Problem requirements> Report how many lines of the following entries include the string "応用情報技術者"; respond with the number alone.

Collected data entries:
# # #

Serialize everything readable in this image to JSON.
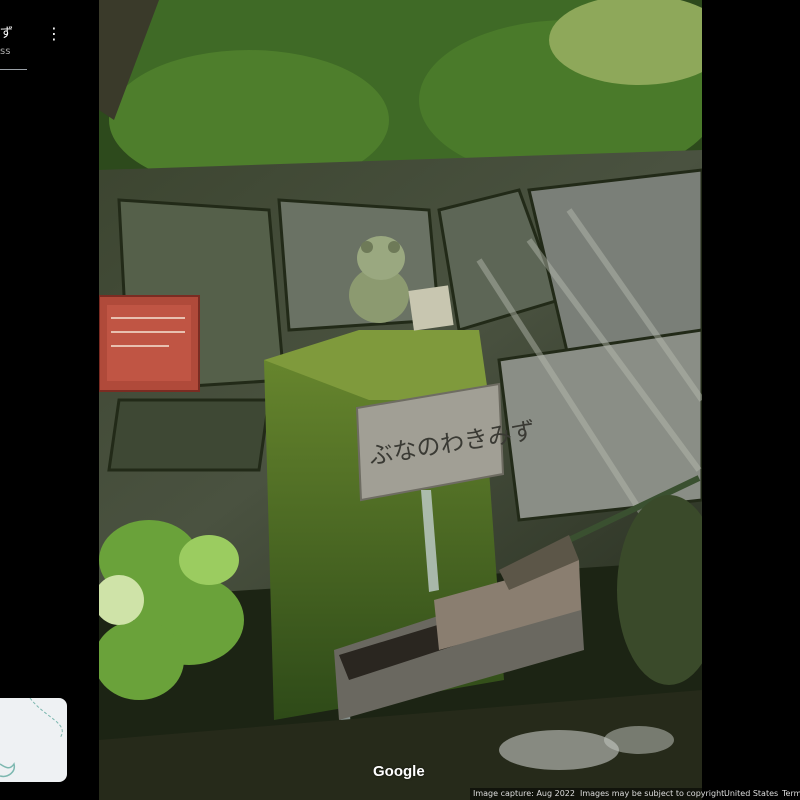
{
  "place": {
    "title": "ず",
    "subtitle": "ss"
  },
  "photo": {
    "sign_text": "ぶなのわきみず"
  },
  "watermark": "Google",
  "footer": {
    "capture": "Image capture: Aug 2022",
    "copyright": "Images may be subject to copyright.",
    "region": "United States",
    "terms": "Terms"
  }
}
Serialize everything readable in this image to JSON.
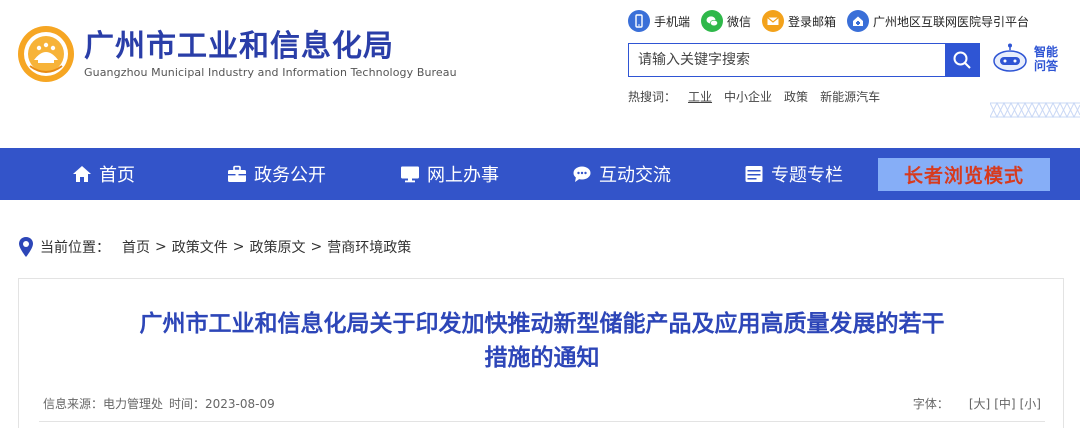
{
  "header": {
    "site_name_cn": "广州市工业和信息化局",
    "site_name_en": "Guangzhou Municipal Industry and Information Technology Bureau",
    "top_links": [
      {
        "label": "手机端",
        "icon": "mobile-icon",
        "color": "#3a6fd8"
      },
      {
        "label": "微信",
        "icon": "wechat-icon",
        "color": "#2fb84a"
      },
      {
        "label": "登录邮箱",
        "icon": "mail-icon",
        "color": "#f3a21b"
      },
      {
        "label": "广州地区互联网医院导引平台",
        "icon": "hospital-icon",
        "color": "#3a6fd8"
      }
    ],
    "search": {
      "placeholder": "请输入关键字搜索"
    },
    "ai_assistant": {
      "label": "智能问答"
    },
    "hot_search": {
      "label": "热搜词：",
      "keywords": [
        "工业",
        "中小企业",
        "政策",
        "新能源汽车"
      ]
    }
  },
  "nav": {
    "items": [
      {
        "label": "首页",
        "icon": "home-icon"
      },
      {
        "label": "政务公开",
        "icon": "briefcase-icon"
      },
      {
        "label": "网上办事",
        "icon": "monitor-icon"
      },
      {
        "label": "互动交流",
        "icon": "chat-icon"
      },
      {
        "label": "专题专栏",
        "icon": "window-icon"
      }
    ],
    "elder_mode": "长者浏览模式"
  },
  "breadcrumb": {
    "label": "当前位置：",
    "items": [
      "首页",
      "政策文件",
      "政策原文",
      "营商环境政策"
    ],
    "separator": ">"
  },
  "article": {
    "title_line1": "广州市工业和信息化局关于印发加快推动新型储能产品及应用高质量发展的若干",
    "title_line2": "措施的通知",
    "source": "信息来源：电力管理处",
    "time": "时间：2023-08-09",
    "font_label": "字体：",
    "font_sizes": [
      "[大]",
      "[中]",
      "[小]"
    ]
  },
  "colors": {
    "primary": "#3354c9",
    "title": "#2d46b8",
    "elder_bg": "#86aef7",
    "elder_text": "#d73a1e"
  }
}
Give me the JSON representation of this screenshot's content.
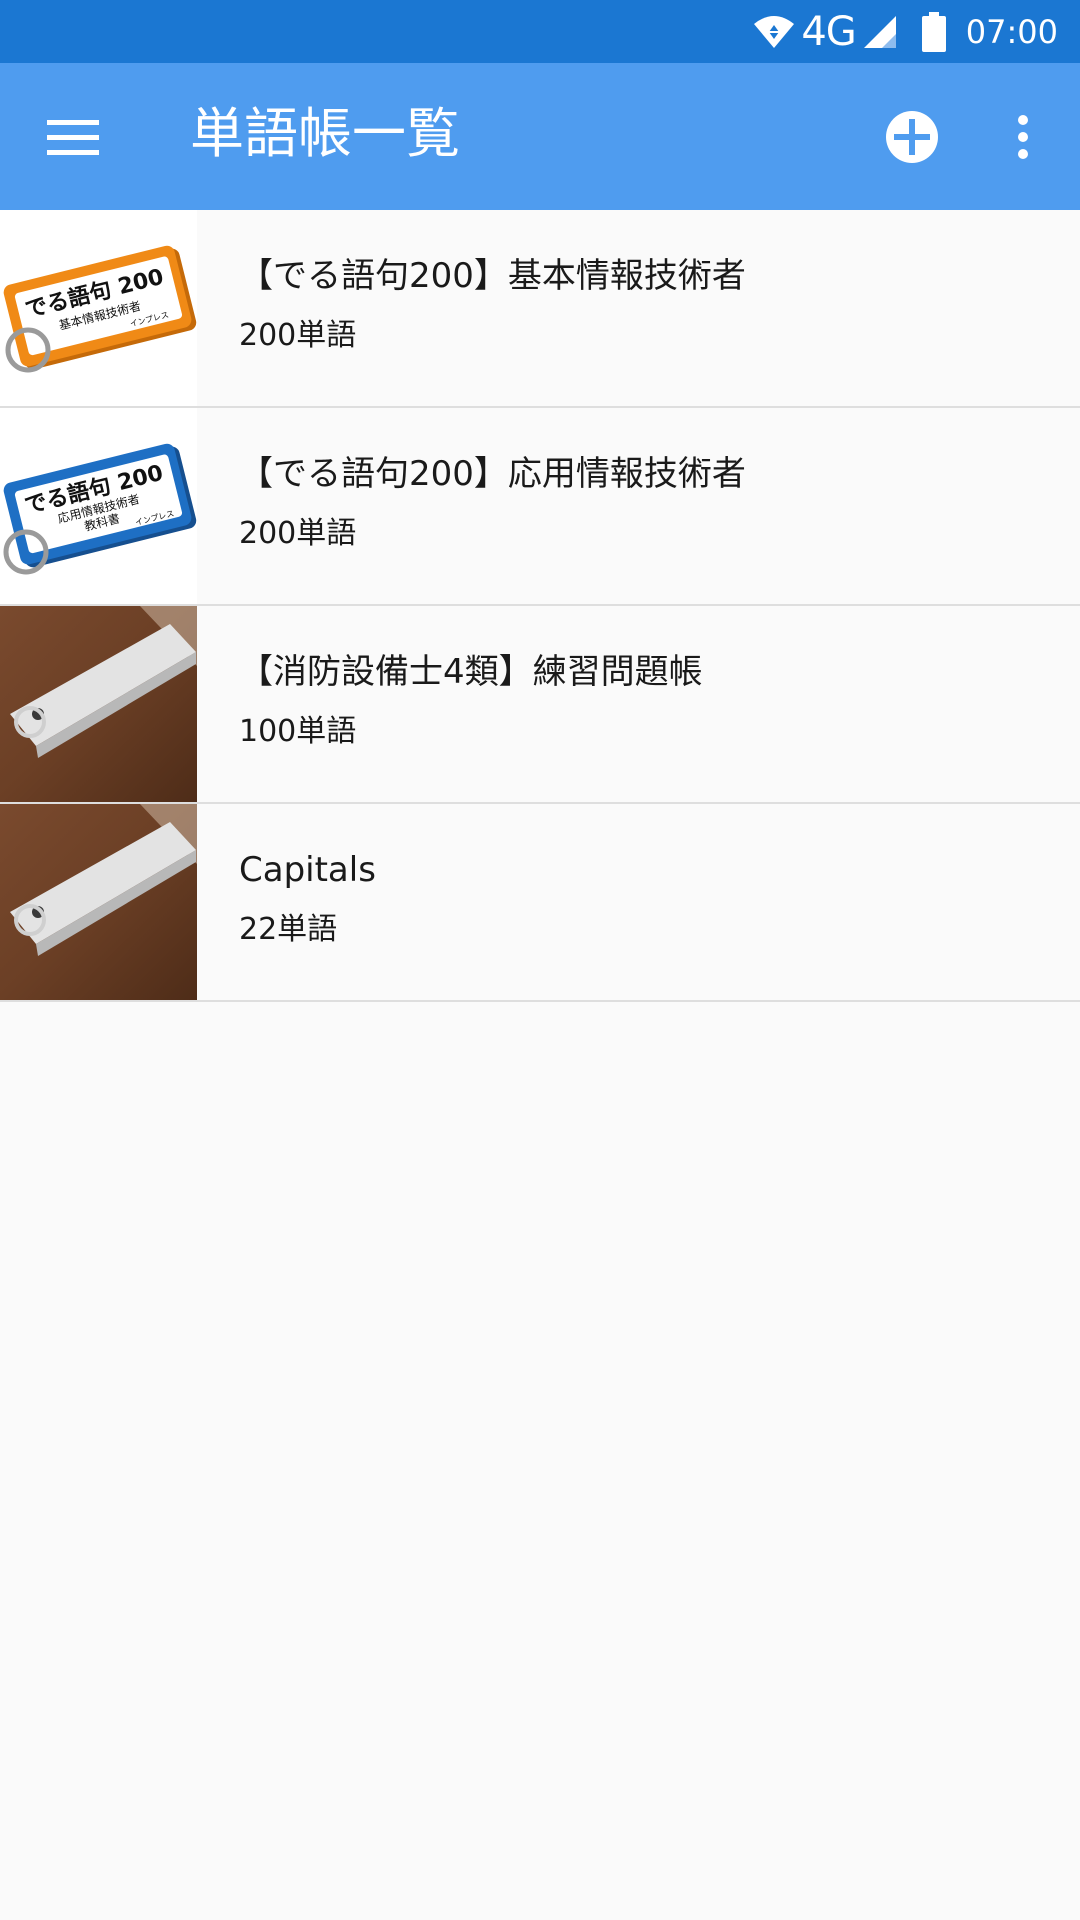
{
  "status_bar": {
    "network": "4G",
    "time": "07:00",
    "icons": [
      "wifi-icon",
      "signal-icon",
      "battery-icon"
    ]
  },
  "app_bar": {
    "title": "単語帳一覧",
    "menu_icon": "hamburger-menu-icon",
    "add_icon": "add-circle-icon",
    "more_icon": "more-vertical-icon",
    "background_color": "#4f9cef"
  },
  "decks": [
    {
      "title": "【でる語句200】基本情報技術者",
      "count": "200単語",
      "thumb": {
        "style": "tag",
        "color": "#f08a16",
        "main_text": "でる語句 200",
        "sub_text": "基本情報技術者",
        "sub_text2": "",
        "brand": "インプレス"
      }
    },
    {
      "title": "【でる語句200】応用情報技術者",
      "count": "200単語",
      "thumb": {
        "style": "tag",
        "color": "#1e6fc4",
        "main_text": "でる語句 200",
        "sub_text": "応用情報技術者",
        "sub_text2": "教科書",
        "brand": "インプレス"
      }
    },
    {
      "title": "【消防設備士4類】練習問題帳",
      "count": "100単語",
      "thumb": {
        "style": "photo"
      }
    },
    {
      "title": "Capitals",
      "count": "22単語",
      "thumb": {
        "style": "photo"
      }
    }
  ]
}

# # #

Solution for this problem> 2